>> Begin

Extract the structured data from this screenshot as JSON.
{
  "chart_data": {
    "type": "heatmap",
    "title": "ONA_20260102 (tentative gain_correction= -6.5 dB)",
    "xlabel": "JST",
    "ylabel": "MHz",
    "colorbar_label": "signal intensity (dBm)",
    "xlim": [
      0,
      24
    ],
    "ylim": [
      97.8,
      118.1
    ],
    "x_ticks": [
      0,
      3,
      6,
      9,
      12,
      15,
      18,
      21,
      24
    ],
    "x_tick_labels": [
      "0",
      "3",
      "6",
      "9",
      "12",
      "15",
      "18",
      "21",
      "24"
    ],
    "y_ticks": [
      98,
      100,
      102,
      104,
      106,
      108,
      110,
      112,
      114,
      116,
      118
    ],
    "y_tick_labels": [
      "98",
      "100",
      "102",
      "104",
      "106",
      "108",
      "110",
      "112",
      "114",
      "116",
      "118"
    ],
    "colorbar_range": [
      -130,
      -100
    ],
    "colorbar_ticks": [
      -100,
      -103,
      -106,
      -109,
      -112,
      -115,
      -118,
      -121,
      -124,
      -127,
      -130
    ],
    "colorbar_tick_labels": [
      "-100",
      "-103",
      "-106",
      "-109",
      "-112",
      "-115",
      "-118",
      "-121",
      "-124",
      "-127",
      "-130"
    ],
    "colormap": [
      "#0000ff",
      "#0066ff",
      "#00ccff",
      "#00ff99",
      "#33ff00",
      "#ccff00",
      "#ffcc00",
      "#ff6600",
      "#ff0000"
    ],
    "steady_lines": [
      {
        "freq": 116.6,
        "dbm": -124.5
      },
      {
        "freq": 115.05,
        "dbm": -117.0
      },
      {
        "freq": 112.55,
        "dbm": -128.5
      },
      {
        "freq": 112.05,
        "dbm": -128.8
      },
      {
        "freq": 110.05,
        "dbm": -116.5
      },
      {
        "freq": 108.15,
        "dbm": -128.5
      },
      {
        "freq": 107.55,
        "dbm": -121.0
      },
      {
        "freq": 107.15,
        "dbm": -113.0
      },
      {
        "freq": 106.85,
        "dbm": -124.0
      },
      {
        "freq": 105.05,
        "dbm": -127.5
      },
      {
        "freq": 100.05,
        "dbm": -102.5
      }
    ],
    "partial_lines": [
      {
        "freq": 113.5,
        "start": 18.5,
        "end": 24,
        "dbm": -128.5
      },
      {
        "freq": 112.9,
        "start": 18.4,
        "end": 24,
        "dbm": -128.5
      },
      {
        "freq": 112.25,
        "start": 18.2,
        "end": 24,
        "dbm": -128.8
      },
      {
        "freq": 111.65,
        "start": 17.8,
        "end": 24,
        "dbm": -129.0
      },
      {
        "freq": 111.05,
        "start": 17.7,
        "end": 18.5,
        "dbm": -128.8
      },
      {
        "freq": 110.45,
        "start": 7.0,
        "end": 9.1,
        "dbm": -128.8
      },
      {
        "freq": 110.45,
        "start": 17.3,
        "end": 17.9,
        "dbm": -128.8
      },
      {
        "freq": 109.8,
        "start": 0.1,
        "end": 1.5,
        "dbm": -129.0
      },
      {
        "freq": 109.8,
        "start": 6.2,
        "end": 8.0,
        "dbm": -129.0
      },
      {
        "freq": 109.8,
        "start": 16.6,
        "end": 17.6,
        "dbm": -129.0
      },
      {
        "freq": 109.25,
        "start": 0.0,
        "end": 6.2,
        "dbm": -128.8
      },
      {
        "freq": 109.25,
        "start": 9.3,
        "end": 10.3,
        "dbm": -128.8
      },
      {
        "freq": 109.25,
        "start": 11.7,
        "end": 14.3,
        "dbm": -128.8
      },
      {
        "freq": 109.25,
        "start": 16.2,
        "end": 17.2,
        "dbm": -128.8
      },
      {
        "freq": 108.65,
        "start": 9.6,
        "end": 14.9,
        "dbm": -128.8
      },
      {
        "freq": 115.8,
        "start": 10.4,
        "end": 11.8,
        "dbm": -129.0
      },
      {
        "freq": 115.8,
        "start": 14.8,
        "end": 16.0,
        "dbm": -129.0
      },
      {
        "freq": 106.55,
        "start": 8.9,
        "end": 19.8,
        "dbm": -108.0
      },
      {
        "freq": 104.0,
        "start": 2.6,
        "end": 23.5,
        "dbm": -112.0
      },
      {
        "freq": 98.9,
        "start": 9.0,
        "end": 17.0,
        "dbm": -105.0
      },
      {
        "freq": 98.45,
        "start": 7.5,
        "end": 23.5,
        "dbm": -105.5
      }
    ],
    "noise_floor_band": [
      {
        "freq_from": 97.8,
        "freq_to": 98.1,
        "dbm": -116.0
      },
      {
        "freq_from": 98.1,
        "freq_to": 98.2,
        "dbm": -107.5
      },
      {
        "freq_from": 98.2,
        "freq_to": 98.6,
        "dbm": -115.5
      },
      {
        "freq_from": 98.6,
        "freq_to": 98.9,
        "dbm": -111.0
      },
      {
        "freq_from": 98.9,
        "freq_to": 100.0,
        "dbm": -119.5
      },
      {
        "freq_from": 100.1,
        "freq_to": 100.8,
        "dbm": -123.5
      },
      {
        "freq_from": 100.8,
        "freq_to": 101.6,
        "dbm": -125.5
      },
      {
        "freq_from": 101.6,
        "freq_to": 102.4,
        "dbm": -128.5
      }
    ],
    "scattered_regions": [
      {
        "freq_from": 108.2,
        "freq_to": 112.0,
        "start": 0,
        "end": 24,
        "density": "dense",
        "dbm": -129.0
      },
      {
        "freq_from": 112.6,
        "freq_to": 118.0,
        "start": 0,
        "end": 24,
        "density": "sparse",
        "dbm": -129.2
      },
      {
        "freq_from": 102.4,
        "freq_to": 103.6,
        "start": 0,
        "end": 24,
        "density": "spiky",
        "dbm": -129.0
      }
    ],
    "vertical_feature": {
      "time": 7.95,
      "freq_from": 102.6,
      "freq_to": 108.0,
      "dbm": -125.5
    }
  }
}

>> End

## To do
Search the preceding listing for "density" and extract every line where it is found.

## Written response
        "density": "dense",
        "density": "sparse",
        "density": "spiky",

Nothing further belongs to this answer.